[GIVEN REQUEST]
Repeat the data word for word, starting with its first line and going on through the line with "delete-icon (862, 135, 877, 149)".

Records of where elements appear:

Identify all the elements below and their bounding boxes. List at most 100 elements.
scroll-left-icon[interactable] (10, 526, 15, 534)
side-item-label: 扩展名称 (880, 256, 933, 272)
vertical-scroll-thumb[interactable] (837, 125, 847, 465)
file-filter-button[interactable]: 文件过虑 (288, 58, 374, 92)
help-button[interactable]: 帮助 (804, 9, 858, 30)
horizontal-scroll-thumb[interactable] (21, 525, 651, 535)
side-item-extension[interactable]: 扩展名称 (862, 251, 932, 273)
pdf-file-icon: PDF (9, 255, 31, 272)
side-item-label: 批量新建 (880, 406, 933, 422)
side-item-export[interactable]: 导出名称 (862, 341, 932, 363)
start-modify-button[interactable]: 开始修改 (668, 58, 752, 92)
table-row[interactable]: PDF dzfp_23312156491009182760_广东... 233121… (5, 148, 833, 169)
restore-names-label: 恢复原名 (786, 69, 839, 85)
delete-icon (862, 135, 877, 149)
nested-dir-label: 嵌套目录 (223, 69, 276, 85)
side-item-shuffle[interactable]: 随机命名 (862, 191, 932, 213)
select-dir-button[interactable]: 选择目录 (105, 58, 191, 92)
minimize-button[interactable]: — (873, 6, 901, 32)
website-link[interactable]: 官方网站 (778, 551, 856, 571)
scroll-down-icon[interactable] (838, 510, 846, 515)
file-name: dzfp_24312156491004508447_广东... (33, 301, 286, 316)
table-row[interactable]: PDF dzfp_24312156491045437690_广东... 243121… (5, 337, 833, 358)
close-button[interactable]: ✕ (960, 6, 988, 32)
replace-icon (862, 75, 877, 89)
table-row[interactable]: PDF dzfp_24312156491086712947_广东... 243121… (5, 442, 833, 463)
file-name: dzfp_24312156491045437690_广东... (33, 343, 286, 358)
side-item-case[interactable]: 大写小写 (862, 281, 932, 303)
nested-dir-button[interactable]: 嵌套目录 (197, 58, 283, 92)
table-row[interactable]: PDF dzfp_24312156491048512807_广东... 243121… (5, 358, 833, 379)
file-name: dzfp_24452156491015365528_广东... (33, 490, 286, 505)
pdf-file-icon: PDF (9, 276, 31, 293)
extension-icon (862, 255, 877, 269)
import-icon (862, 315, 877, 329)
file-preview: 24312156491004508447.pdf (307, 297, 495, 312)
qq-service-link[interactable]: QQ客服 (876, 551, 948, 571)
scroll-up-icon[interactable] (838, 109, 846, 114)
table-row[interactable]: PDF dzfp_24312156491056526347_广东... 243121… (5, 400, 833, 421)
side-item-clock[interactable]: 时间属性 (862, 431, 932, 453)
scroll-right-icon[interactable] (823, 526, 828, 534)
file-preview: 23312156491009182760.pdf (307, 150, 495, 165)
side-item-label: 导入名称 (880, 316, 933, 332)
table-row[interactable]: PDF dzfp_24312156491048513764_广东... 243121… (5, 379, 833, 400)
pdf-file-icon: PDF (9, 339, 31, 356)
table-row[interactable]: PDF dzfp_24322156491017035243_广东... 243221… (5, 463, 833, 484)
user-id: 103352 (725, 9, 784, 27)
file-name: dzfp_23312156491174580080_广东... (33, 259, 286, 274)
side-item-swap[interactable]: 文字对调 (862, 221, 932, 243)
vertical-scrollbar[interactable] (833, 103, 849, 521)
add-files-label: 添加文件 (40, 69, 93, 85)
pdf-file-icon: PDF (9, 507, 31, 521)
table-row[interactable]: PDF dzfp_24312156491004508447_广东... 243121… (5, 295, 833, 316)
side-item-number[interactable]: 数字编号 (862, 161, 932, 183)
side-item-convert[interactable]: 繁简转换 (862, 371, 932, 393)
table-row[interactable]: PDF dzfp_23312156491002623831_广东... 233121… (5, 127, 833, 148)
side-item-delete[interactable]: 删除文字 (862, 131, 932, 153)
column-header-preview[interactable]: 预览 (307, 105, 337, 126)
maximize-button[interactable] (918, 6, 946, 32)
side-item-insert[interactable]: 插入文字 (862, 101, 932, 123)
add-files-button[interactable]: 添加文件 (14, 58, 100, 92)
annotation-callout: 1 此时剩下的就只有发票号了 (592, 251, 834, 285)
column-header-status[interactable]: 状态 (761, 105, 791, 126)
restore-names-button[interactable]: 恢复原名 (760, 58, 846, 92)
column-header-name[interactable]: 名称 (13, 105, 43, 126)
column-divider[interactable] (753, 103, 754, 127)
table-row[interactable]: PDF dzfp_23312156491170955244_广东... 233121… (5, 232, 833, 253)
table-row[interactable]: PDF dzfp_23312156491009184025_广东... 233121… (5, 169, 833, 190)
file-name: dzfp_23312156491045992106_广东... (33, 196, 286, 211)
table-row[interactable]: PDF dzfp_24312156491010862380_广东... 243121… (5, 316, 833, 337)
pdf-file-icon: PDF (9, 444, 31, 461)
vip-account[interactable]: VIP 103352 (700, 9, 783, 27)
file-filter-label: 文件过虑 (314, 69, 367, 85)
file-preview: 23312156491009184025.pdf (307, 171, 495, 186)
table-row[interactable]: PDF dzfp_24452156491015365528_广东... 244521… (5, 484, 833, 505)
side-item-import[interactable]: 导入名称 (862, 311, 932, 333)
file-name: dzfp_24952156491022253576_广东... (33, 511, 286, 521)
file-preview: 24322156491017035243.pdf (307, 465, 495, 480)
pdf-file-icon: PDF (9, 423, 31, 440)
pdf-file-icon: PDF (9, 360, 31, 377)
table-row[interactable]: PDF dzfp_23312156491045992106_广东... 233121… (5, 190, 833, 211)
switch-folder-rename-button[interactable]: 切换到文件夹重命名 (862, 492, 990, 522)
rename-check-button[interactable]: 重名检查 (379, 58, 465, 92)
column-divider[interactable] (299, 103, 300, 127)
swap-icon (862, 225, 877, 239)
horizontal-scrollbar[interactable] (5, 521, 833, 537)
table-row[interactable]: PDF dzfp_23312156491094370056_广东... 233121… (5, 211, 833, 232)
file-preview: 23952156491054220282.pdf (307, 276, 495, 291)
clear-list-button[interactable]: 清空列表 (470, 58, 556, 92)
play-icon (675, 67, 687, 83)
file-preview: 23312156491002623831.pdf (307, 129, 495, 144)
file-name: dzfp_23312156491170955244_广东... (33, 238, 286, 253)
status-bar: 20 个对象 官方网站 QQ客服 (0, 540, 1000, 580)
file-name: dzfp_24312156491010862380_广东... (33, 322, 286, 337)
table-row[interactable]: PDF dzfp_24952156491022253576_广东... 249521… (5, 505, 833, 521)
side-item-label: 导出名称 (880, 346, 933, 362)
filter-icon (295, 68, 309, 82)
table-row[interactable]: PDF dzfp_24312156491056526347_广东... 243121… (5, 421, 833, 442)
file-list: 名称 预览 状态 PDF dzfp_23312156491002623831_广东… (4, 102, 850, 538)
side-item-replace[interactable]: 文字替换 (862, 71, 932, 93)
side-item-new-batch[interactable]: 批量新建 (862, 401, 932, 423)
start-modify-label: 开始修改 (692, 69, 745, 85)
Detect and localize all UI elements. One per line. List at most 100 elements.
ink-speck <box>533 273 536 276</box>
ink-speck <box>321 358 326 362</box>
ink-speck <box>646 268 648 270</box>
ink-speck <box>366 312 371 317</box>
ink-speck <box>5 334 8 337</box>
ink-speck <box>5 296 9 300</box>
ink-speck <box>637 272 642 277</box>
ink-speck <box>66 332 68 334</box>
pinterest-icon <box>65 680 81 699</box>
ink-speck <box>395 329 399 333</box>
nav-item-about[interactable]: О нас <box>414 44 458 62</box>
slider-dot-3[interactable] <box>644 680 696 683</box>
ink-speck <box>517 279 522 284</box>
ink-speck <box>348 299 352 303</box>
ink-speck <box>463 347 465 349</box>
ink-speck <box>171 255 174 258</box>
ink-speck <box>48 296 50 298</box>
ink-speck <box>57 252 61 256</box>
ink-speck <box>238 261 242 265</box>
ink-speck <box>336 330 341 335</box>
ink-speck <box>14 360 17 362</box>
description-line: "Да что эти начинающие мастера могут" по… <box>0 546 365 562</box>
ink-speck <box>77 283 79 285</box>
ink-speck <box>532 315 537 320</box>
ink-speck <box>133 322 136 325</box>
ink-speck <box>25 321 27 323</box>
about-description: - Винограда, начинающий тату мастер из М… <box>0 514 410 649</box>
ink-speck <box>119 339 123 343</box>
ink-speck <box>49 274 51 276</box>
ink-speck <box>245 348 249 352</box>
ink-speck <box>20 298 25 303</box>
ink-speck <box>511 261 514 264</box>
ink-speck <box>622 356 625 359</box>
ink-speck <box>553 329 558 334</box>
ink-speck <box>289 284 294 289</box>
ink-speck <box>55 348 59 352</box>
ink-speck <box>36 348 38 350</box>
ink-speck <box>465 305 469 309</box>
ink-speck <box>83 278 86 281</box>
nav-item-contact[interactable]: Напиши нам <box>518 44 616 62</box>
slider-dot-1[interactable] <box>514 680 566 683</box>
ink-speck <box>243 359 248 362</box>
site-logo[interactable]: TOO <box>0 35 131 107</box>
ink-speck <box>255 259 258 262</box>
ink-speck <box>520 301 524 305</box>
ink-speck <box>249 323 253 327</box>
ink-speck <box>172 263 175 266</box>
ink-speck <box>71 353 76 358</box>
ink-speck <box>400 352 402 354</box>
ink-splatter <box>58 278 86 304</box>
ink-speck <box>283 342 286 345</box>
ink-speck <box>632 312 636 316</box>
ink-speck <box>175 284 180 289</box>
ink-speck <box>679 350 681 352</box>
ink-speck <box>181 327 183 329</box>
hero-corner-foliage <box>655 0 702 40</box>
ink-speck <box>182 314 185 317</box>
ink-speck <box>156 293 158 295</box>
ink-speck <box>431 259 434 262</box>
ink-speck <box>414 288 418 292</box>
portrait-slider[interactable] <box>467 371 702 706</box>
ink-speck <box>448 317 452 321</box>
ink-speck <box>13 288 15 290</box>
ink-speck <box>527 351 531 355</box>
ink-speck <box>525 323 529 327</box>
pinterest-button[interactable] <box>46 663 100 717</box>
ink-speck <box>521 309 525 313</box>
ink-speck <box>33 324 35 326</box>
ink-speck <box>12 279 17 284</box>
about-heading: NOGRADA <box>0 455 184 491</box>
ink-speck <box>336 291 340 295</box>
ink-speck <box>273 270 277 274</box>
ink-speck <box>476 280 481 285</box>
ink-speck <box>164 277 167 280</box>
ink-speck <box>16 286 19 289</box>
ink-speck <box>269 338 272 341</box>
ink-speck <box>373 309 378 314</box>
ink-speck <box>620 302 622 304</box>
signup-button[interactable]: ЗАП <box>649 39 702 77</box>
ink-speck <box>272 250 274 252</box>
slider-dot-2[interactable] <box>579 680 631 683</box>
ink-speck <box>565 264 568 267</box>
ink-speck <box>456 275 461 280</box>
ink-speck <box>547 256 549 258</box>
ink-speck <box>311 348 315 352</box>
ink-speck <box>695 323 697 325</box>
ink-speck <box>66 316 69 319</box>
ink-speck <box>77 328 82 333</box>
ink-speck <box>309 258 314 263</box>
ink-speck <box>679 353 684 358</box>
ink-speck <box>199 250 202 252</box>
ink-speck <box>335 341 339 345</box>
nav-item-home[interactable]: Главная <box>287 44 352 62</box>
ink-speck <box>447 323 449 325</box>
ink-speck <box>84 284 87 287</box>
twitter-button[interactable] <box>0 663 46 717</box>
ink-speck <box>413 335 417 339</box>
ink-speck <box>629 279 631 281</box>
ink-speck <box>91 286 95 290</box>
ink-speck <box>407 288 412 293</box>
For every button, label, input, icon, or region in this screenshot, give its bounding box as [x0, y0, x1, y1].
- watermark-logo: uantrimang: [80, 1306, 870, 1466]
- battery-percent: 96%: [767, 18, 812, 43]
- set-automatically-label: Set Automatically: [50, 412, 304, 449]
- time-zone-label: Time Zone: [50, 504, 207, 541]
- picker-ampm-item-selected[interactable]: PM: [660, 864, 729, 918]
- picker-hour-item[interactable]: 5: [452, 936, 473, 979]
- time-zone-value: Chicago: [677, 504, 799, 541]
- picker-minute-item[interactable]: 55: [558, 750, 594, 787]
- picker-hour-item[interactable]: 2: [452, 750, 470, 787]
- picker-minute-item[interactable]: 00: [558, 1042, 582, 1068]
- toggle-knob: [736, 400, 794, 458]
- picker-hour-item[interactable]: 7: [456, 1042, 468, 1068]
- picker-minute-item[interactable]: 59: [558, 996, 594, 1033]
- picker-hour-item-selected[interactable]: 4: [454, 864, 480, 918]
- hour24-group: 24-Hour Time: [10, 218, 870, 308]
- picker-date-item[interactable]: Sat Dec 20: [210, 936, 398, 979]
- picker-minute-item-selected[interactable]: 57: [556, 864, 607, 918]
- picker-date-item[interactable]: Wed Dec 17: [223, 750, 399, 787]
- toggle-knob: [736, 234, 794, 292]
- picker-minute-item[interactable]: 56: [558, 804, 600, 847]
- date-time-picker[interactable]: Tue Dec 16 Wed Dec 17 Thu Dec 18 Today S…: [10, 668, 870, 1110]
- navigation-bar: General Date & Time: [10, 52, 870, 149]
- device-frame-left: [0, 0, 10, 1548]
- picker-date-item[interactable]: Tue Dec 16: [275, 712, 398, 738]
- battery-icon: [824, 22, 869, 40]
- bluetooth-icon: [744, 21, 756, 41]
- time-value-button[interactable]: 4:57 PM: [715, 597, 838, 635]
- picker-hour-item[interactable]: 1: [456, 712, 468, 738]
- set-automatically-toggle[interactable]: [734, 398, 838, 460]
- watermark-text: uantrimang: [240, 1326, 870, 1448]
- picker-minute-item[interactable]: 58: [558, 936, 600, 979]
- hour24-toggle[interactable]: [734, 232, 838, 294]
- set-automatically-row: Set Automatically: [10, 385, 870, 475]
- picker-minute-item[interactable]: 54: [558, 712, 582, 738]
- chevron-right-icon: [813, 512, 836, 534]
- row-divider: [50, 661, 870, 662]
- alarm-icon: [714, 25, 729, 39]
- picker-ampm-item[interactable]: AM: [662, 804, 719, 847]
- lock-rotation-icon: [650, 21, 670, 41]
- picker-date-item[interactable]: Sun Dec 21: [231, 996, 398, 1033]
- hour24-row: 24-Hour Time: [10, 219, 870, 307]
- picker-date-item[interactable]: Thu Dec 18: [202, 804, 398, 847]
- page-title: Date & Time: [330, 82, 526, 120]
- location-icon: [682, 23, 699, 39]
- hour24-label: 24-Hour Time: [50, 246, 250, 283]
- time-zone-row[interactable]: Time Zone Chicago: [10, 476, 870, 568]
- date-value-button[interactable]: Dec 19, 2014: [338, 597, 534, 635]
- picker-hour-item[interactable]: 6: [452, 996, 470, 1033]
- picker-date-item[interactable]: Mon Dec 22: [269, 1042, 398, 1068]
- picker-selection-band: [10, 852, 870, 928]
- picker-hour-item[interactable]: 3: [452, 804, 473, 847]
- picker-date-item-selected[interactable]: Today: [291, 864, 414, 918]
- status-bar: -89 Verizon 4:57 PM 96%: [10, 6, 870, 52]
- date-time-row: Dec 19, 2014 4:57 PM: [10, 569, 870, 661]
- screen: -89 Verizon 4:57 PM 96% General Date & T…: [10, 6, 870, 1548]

[EXPECTED ANSWER]
Identify all the elements below and their bounding boxes. List at most 100 elements.
scroll-left-icon[interactable] (10, 526, 15, 534)
side-item-label: 扩展名称 (880, 256, 933, 272)
vertical-scroll-thumb[interactable] (837, 125, 847, 465)
file-filter-button[interactable]: 文件过虑 (288, 58, 374, 92)
help-button[interactable]: 帮助 (804, 9, 858, 30)
horizontal-scroll-thumb[interactable] (21, 525, 651, 535)
side-item-extension[interactable]: 扩展名称 (862, 251, 932, 273)
pdf-file-icon: PDF (9, 255, 31, 272)
side-item-label: 批量新建 (880, 406, 933, 422)
side-item-export[interactable]: 导出名称 (862, 341, 932, 363)
start-modify-button[interactable]: 开始修改 (668, 58, 752, 92)
table-row[interactable]: PDF dzfp_23312156491009182760_广东... 233121… (5, 148, 833, 169)
restore-names-label: 恢复原名 (786, 69, 839, 85)
delete-icon (862, 135, 877, 149)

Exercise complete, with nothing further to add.